● Trabajo requerido
Responda, a partir del texto sobre los troncos acumulados tras los huracanes:
(a) ¿Qué huracanes se nombran?
(b) ¿En qué procesos se concentraron las agencias responsables del material vegetativo?
(c) ¿Para qué fecha tiene pautado el Usace cerrar todos los centros de acopio temporeros?

● Fragmento del texto
◇ ◇ ◇ ◇ ◇ ◇ ◇

Acasi un año de los huracanes Irma y María, y ya comenzada la temporada anual de estos fenómenos atmosféricos, existen aún cientos de miles de troncos de árboles amontonados en los centros de acopio temporeros alrededor de la isla. Una cantidad considerable de estos troncos pueden ser rescatados y utilizados en beneficio de la industria de la madera en Puerto Rico, precisamente, mediante la creación de un sector manufacturero de productos madereros a nivel insular.

La forma en que se llevó a cabo el acopio de material vegetativo por parte de las agencias responsables de su almacenamiento y manejo no fue la más provechosa. Es evidente que dichas agencias se concentraron solo en la trituración e incineración del material, no en su aprovechamiento práctico. Sin embargo, un país que atraviesa una crisis económica de proporciones colosales no puede permitir que la madera, uno de los recursos naturales más valiosos de esta isla, sea descartada y desperdiciada sin aprovechamiento alguno para nadie. Este hecho es obscenamente vergonzoso.

El Cuerpo de Ingenieros del Ejército de Estados Unidos (Usace) tiene pautado cerrar todos los centros de acopio temporeros para el 21 de agosto de este año. Esto implica que todo el material vegetativo almacenado en dichos centros deber ser eliminado, haciendo que la opción de la incineración vuelva a aparecer como una justificación fácil e inmediata para resolver el problema.

A pesar de las disposiciones de la Agencia Federal para el Manejo de Emergencia (FEMA), persiste la posibilidad de aprovechar gran parte del material vegetativo reunido en los centros de acopio, aunque esto solo es viable si las agencias gubernamentales estatales y federales se organizan y le dan la mano a las compañías puertorriqueñas que desean hacer de esos troncos su fuente de materia prima.

◇ ◇ ◇ ◇ ◇ ◇ ◇

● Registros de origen
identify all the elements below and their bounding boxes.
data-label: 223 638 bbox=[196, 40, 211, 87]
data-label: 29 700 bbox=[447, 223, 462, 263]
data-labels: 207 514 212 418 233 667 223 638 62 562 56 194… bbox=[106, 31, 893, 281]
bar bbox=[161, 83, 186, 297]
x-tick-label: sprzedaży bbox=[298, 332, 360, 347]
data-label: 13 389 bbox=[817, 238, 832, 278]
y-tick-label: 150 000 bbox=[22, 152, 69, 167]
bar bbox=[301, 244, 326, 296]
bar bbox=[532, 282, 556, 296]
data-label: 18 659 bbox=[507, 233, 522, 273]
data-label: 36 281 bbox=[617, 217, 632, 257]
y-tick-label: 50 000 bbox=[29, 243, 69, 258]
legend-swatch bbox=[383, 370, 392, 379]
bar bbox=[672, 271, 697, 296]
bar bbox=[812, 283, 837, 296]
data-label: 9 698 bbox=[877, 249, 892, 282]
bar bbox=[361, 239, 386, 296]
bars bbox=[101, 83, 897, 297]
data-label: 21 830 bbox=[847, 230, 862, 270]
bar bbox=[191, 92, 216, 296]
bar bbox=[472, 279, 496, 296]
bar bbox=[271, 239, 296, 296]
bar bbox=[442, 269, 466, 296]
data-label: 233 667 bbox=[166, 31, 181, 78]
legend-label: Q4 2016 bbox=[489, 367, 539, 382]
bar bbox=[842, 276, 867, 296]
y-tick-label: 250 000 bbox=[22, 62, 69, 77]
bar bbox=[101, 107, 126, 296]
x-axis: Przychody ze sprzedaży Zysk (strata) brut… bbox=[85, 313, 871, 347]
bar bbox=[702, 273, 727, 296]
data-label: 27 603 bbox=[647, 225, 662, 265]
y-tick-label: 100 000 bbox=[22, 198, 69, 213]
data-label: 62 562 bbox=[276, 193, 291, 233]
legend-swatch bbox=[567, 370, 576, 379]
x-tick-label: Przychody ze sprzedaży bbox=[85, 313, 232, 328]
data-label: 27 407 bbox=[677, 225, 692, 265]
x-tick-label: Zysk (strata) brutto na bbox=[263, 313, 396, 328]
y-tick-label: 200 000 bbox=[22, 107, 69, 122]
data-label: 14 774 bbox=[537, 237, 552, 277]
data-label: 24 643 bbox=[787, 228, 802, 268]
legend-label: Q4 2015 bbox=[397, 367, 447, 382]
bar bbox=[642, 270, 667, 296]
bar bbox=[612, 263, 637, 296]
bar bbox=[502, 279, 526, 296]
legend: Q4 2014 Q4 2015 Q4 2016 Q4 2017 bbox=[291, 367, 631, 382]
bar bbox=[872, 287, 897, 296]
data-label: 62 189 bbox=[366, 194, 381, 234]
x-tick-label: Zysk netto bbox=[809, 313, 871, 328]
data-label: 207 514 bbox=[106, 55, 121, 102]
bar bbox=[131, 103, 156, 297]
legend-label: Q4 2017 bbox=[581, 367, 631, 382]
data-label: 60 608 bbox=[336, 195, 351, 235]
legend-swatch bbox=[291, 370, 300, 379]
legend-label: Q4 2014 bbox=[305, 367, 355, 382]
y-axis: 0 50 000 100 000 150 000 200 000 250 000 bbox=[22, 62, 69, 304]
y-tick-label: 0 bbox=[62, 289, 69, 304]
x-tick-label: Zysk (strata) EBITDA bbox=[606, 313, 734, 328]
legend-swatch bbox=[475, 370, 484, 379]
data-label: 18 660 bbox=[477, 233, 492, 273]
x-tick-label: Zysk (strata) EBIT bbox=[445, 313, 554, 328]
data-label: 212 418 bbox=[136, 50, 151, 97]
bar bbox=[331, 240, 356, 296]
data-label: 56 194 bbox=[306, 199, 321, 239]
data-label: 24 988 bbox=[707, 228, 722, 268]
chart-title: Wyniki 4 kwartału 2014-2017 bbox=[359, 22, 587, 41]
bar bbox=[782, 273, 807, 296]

◇ ◇ ◇ ◇ ◇ ◇ ◇

● Ejercicio resuelto
(a) Irma y María.
(b) En la trituración e incineración del material.
(c) Para el 21 de agosto de este año.